To do ::
Reproduce every entry exactly, without alteration.

(begin)

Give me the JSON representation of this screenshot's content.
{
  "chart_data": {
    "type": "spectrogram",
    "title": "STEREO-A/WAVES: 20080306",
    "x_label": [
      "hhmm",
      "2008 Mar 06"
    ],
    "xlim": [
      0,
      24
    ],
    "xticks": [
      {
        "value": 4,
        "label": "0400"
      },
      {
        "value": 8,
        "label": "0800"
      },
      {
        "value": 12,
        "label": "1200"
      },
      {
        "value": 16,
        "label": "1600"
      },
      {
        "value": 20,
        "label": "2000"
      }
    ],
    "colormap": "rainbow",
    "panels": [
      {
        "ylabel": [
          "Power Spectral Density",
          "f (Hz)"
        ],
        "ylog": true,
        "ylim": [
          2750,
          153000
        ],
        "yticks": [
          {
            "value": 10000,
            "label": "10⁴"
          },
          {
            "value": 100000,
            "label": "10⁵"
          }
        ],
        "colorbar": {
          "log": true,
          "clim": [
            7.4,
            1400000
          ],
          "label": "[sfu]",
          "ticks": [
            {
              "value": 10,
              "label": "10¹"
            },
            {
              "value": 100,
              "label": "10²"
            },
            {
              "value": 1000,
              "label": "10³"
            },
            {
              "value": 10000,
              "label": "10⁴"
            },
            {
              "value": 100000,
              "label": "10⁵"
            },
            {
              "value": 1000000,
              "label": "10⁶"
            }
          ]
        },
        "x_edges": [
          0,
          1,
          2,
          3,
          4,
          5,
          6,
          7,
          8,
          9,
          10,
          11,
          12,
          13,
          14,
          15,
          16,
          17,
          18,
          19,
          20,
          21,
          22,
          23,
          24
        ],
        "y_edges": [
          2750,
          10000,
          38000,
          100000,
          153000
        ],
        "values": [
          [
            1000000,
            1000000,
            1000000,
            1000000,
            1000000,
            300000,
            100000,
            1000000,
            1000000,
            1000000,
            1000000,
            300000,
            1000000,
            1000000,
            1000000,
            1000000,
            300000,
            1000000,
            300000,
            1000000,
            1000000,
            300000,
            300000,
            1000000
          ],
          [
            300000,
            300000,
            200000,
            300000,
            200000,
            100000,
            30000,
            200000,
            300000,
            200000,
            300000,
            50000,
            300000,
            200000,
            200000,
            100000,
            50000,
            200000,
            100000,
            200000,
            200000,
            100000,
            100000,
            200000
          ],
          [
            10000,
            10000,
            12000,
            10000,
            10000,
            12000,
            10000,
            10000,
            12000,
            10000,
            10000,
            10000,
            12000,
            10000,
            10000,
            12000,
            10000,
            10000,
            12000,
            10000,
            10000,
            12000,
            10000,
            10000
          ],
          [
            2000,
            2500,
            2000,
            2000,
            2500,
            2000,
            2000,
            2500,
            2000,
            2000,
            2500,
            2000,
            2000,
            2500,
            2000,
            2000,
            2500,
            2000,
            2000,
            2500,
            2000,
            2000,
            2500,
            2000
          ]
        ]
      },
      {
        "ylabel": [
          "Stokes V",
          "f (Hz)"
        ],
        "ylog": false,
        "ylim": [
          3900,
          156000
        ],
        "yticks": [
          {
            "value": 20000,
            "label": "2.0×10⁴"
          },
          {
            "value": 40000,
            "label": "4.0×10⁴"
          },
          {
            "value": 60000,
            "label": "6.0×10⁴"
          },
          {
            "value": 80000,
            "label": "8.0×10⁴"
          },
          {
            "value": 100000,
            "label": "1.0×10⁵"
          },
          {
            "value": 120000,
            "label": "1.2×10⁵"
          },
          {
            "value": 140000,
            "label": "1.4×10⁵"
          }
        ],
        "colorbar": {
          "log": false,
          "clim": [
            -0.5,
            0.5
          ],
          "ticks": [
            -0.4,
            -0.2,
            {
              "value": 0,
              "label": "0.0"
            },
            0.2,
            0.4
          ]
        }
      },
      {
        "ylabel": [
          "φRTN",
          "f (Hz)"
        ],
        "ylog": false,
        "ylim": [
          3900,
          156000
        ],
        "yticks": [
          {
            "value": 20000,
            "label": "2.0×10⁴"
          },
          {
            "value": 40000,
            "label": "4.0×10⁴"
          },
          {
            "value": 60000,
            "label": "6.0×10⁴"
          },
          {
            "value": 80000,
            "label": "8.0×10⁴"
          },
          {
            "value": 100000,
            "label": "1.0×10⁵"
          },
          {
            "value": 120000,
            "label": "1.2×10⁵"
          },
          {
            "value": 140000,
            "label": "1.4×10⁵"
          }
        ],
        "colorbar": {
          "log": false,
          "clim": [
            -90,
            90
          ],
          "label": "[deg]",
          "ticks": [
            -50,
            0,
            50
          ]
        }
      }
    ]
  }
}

(end)

Answer to this problem ::
Give me the JSON representation of this screenshot's content.
{
  "chart_data": {
    "type": "spectrogram",
    "title": "STEREO-A/WAVES: 20080306",
    "x_label": [
      "hhmm",
      "2008 Mar 06"
    ],
    "xlim": [
      0,
      24
    ],
    "xticks": [
      {
        "value": 4,
        "label": "0400"
      },
      {
        "value": 8,
        "label": "0800"
      },
      {
        "value": 12,
        "label": "1200"
      },
      {
        "value": 16,
        "label": "1600"
      },
      {
        "value": 20,
        "label": "2000"
      }
    ],
    "colormap": "rainbow",
    "panels": [
      {
        "ylabel": [
          "Power Spectral Density",
          "f (Hz)"
        ],
        "ylog": true,
        "ylim": [
          2750,
          153000
        ],
        "yticks": [
          {
            "value": 10000,
            "label": "10⁴"
          },
          {
            "value": 100000,
            "label": "10⁵"
          }
        ],
        "colorbar": {
          "log": true,
          "clim": [
            7.4,
            1400000
          ],
          "label": "[sfu]",
          "ticks": [
            {
              "value": 10,
              "label": "10¹"
            },
            {
              "value": 100,
              "label": "10²"
            },
            {
              "value": 1000,
              "label": "10³"
            },
            {
              "value": 10000,
              "label": "10⁴"
            },
            {
              "value": 100000,
              "label": "10⁵"
            },
            {
              "value": 1000000,
              "label": "10⁶"
            }
          ]
        },
        "x_edges": [
          0,
          1,
          2,
          3,
          4,
          5,
          6,
          7,
          8,
          9,
          10,
          11,
          12,
          13,
          14,
          15,
          16,
          17,
          18,
          19,
          20,
          21,
          22,
          23,
          24
        ],
        "y_edges": [
          2750,
          10000,
          38000,
          100000,
          153000
        ],
        "values": [
          [
            1000000,
            1000000,
            1000000,
            1000000,
            1000000,
            300000,
            100000,
            1000000,
            1000000,
            1000000,
            1000000,
            300000,
            1000000,
            1000000,
            1000000,
            1000000,
            300000,
            1000000,
            300000,
            1000000,
            1000000,
            300000,
            300000,
            1000000
          ],
          [
            300000,
            300000,
            200000,
            300000,
            200000,
            100000,
            30000,
            200000,
            300000,
            200000,
            300000,
            50000,
            300000,
            200000,
            200000,
            100000,
            50000,
            200000,
            100000,
            200000,
            200000,
            100000,
            100000,
            200000
          ],
          [
            10000,
            10000,
            12000,
            10000,
            10000,
            12000,
            10000,
            10000,
            12000,
            10000,
            10000,
            10000,
            12000,
            10000,
            10000,
            12000,
            10000,
            10000,
            12000,
            10000,
            10000,
            12000,
            10000,
            10000
          ],
          [
            2000,
            2500,
            2000,
            2000,
            2500,
            2000,
            2000,
            2500,
            2000,
            2000,
            2500,
            2000,
            2000,
            2500,
            2000,
            2000,
            2500,
            2000,
            2000,
            2500,
            2000,
            2000,
            2500,
            2000
          ]
        ]
      },
      {
        "ylabel": [
          "Stokes V",
          "f (Hz)"
        ],
        "ylog": false,
        "ylim": [
          3900,
          156000
        ],
        "yticks": [
          {
            "value": 20000,
            "label": "2.0×10⁴"
          },
          {
            "value": 40000,
            "label": "4.0×10⁴"
          },
          {
            "value": 60000,
            "label": "6.0×10⁴"
          },
          {
            "value": 80000,
            "label": "8.0×10⁴"
          },
          {
            "value": 100000,
            "label": "1.0×10⁵"
          },
          {
            "value": 120000,
            "label": "1.2×10⁵"
          },
          {
            "value": 140000,
            "label": "1.4×10⁵"
          }
        ],
        "colorbar": {
          "log": false,
          "clim": [
            -0.5,
            0.5
          ],
          "ticks": [
            -0.4,
            -0.2,
            {
              "value": 0,
              "label": "0.0"
            },
            0.2,
            0.4
          ]
        }
      },
      {
        "ylabel": [
          "φRTN",
          "f (Hz)"
        ],
        "ylog": false,
        "ylim": [
          3900,
          156000
        ],
        "yticks": [
          {
            "value": 20000,
            "label": "2.0×10⁴"
          },
          {
            "value": 40000,
            "label": "4.0×10⁴"
          },
          {
            "value": 60000,
            "label": "6.0×10⁴"
          },
          {
            "value": 80000,
            "label": "8.0×10⁴"
          },
          {
            "value": 100000,
            "label": "1.0×10⁵"
          },
          {
            "value": 120000,
            "label": "1.2×10⁵"
          },
          {
            "value": 140000,
            "label": "1.4×10⁵"
          }
        ],
        "colorbar": {
          "log": false,
          "clim": [
            -90,
            90
          ],
          "label": "[deg]",
          "ticks": [
            -50,
            0,
            50
          ]
        }
      }
    ]
  }
}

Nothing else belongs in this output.